## Work instructions
Can you pull out each line of the data below that includes the word "государственной"?

## Data provided
## Begin
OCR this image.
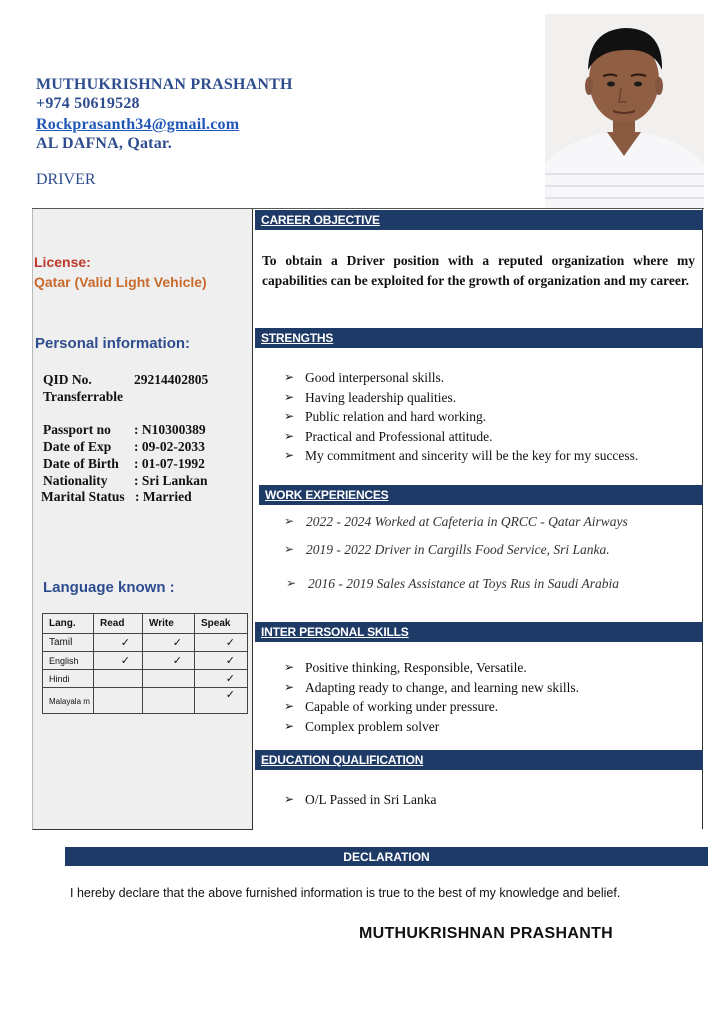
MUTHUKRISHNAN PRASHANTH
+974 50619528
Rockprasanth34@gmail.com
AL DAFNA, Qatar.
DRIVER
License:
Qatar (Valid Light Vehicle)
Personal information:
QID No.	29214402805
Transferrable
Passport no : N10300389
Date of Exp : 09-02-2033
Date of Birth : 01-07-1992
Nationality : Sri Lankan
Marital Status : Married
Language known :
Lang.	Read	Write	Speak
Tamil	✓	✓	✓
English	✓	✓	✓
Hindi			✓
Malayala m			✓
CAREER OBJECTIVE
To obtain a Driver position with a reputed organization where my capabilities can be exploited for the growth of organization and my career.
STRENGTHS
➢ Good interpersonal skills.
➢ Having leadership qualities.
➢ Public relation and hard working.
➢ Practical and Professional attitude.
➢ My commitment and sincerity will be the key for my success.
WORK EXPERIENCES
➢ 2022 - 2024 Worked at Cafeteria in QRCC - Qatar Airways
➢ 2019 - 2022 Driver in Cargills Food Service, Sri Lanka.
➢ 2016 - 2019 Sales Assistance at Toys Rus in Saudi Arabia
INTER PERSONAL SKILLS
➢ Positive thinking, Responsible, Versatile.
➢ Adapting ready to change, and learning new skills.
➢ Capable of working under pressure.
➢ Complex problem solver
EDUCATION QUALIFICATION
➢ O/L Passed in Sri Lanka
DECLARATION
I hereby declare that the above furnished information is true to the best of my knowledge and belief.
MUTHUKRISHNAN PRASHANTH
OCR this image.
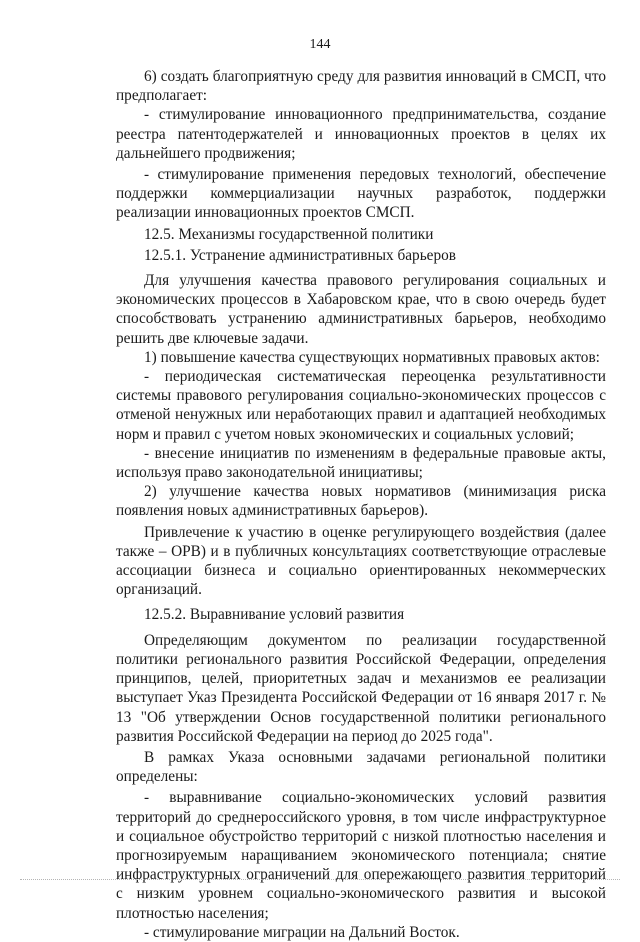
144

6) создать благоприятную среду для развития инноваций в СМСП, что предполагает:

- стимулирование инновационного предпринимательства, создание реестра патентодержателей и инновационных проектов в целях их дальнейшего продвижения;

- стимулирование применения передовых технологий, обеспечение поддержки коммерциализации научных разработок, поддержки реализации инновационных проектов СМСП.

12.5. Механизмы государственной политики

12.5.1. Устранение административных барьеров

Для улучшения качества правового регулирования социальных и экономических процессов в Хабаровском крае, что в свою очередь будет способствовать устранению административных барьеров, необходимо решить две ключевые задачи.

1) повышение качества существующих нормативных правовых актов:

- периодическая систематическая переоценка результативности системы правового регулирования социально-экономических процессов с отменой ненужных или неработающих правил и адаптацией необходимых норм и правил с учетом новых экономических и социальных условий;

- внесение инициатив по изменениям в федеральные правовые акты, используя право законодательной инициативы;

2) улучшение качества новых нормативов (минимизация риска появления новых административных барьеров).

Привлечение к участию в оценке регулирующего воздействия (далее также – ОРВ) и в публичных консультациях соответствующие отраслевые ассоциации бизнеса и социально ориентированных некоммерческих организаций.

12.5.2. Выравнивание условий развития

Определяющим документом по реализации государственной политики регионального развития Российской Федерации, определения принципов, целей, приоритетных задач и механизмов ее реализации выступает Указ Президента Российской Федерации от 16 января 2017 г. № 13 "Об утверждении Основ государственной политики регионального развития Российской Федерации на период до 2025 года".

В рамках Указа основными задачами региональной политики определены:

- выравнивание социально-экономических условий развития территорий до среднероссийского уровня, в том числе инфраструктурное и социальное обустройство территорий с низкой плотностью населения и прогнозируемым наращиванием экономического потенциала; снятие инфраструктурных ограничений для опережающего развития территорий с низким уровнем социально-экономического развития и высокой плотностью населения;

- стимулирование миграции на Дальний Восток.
## End
## Final answer
12.5. Механизмы государственной политики
Определяющим документом по реализации государственной политики регионального развития Российской Федерации, определения принципов, целей, приоритетных задач и механизмов ее реализации выступает Указ Президента Российской Федерации от 16 января 2017 г. № 13 "Об утверждении Основ государственной политики регионального развития Российской Федерации на период до 2025 года".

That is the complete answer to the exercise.